What is asked: Report how many lines in the material contain the word "label", and give only the number.

- - - - - - -

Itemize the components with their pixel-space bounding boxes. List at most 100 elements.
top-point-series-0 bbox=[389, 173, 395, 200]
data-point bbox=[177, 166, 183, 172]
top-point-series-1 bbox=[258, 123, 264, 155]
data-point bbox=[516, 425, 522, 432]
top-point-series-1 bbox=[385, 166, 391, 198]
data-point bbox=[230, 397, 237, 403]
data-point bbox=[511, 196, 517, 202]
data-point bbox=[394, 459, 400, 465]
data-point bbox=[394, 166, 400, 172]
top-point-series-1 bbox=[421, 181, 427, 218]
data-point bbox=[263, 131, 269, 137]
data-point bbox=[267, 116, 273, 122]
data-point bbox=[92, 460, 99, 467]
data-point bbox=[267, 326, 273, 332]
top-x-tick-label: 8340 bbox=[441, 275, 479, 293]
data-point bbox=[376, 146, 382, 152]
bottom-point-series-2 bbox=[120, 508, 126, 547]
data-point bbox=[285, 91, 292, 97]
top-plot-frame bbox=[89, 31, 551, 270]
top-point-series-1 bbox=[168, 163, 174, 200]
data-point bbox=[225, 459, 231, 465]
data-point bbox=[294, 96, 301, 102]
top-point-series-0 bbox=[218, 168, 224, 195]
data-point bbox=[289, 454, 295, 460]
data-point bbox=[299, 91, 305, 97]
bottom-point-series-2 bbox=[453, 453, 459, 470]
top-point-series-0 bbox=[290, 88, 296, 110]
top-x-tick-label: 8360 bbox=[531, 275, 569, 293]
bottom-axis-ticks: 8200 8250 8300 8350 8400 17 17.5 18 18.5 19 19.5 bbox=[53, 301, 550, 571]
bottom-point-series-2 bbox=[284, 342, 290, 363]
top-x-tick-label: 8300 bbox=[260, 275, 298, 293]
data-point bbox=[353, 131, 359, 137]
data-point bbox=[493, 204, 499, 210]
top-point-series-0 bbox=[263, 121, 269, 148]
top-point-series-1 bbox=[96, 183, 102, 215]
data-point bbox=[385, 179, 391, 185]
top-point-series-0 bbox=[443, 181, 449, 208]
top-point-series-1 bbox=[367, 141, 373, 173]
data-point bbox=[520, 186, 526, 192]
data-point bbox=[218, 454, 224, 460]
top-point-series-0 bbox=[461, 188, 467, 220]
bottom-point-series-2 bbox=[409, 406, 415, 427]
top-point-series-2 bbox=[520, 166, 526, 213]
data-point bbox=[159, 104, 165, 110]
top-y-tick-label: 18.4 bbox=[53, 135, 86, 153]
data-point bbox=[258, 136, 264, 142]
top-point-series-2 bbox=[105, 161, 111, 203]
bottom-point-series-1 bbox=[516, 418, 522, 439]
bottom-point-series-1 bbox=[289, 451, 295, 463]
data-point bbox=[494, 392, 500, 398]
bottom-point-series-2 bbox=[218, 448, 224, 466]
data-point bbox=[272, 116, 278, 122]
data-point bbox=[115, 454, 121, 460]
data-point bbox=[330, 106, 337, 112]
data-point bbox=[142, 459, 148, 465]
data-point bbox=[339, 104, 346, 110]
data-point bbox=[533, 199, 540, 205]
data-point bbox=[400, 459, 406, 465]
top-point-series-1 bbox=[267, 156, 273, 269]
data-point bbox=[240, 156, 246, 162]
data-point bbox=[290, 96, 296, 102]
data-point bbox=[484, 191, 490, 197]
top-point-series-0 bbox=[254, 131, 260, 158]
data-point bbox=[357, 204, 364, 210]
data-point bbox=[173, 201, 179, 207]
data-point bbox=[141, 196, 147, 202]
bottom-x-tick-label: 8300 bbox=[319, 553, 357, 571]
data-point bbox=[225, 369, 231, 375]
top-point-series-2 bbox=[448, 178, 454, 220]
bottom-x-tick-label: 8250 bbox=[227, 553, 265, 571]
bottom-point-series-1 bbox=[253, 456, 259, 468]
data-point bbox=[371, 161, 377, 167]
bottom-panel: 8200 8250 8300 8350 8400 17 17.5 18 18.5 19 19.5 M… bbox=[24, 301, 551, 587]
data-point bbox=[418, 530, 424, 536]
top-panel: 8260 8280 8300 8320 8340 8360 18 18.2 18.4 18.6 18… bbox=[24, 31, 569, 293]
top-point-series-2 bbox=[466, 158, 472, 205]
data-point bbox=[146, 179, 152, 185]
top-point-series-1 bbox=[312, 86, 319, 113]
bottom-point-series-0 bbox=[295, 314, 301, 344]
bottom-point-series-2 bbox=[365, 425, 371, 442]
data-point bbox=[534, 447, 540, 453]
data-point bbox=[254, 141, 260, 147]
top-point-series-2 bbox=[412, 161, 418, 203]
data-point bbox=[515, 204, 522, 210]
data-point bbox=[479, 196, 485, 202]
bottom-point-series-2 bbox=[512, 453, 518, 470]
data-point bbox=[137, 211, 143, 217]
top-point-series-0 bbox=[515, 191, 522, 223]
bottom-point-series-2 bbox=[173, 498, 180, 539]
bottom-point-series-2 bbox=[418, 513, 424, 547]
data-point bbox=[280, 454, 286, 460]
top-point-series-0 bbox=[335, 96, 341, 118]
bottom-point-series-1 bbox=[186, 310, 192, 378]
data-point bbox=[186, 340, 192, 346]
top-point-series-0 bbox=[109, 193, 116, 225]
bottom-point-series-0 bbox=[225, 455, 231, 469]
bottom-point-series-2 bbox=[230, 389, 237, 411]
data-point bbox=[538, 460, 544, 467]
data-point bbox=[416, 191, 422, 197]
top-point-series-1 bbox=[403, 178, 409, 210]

- - - - - - -

Result of the task: 6